_Exercise details_
Isolate every line in the records below with "JSON" in it.

** BEGIN Available records **

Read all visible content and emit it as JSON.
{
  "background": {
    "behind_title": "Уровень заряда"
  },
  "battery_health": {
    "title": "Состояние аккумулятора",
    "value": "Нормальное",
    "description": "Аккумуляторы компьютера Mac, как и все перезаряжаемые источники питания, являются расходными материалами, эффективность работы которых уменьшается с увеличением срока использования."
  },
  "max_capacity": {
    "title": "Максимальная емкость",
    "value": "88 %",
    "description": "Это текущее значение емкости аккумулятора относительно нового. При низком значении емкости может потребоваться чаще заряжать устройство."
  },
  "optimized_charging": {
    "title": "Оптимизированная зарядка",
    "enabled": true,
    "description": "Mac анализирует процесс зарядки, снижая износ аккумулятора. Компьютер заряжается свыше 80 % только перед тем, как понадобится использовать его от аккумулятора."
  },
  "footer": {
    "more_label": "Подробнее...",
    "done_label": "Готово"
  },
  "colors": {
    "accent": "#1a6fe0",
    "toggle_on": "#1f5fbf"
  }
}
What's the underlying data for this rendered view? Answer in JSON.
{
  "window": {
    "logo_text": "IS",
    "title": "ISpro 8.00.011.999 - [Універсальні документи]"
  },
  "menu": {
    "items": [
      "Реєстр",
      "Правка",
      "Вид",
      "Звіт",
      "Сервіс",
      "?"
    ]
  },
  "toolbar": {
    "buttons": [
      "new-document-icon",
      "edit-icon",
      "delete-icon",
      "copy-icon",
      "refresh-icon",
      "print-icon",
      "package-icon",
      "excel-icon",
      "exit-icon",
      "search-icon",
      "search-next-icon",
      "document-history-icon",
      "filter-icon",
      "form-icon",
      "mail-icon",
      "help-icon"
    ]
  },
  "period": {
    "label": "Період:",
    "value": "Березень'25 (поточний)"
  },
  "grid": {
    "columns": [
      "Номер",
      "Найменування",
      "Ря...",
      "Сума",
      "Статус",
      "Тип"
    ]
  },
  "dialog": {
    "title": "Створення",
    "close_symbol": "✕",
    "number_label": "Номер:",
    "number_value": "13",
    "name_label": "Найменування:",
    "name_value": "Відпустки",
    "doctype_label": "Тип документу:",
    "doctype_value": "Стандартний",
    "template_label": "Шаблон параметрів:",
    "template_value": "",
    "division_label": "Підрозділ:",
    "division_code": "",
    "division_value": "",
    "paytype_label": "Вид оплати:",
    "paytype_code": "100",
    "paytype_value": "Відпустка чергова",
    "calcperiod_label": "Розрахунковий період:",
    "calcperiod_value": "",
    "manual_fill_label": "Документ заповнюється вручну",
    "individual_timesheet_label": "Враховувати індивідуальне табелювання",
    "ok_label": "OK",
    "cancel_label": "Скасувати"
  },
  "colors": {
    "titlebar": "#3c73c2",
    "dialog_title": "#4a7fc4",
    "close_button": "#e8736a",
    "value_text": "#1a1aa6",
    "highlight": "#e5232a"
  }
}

** END Available records **

_Output_
Read all visible content and emit it as JSON.
What's the underlying data for this rendered view? Answer in JSON.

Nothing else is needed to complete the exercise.